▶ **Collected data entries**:
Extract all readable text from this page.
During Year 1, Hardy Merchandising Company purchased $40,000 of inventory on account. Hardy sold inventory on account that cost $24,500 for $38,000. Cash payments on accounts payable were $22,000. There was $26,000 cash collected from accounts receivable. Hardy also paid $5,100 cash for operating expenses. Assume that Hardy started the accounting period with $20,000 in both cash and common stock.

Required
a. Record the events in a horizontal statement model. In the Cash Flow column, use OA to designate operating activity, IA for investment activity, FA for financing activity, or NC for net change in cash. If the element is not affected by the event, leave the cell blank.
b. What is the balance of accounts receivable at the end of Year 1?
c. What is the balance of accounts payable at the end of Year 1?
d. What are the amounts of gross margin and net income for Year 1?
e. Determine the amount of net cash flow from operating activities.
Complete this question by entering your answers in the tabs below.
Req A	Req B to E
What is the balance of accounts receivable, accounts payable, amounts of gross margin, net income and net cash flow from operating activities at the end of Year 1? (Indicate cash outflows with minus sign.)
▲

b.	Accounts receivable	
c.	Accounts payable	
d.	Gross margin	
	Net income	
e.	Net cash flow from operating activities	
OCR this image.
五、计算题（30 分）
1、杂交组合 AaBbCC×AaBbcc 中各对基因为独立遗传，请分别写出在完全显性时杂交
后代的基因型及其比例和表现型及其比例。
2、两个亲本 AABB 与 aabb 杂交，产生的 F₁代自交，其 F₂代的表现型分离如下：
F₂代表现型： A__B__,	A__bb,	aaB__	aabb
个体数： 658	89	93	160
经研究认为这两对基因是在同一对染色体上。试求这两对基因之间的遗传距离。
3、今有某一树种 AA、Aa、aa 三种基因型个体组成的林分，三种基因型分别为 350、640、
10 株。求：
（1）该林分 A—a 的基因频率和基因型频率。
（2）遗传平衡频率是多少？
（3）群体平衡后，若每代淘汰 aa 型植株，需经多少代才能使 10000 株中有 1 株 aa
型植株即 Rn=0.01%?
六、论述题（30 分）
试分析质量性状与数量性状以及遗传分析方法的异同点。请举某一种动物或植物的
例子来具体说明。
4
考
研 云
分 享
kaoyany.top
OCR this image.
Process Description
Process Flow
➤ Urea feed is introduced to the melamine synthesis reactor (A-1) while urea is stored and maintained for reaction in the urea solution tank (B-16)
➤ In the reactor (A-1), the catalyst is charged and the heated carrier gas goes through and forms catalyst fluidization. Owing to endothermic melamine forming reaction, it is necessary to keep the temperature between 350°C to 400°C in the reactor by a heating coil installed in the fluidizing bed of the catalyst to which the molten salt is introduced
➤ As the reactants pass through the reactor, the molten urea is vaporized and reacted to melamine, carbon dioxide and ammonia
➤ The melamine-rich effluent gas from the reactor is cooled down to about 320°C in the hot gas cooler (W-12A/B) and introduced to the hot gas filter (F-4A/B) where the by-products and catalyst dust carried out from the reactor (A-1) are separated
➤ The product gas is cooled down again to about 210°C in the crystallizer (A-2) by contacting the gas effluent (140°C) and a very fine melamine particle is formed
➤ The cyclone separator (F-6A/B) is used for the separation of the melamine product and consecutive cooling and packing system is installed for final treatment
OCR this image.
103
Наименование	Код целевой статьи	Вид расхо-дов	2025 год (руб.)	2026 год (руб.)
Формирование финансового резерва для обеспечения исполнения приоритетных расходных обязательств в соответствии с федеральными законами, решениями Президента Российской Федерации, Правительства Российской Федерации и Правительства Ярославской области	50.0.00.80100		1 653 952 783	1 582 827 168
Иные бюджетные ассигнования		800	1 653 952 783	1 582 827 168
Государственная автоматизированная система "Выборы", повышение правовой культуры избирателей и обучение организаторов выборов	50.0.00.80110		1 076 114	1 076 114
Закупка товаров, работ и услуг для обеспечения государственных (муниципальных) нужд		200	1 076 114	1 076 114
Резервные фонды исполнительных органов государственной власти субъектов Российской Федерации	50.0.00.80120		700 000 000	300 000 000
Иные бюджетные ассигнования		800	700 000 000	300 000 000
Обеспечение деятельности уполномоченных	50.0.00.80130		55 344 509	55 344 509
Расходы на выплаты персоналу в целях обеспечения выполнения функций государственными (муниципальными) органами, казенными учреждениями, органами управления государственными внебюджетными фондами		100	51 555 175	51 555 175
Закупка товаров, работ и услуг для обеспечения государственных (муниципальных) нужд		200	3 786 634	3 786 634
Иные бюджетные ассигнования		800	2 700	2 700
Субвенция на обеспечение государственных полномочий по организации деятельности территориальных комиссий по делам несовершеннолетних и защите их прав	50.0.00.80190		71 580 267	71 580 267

▶ **Task to complete**: Whichever lines contain the string "услуг", select and copy them.

▶ **Exercise output**:
Закупка товаров, работ и услуг для обеспечения государственных (муниципальных) нужд		200	1 076 114	1 076 114
Закупка товаров, работ и услуг для обеспечения государственных (муниципальных) нужд		200	3 786 634	3 786 634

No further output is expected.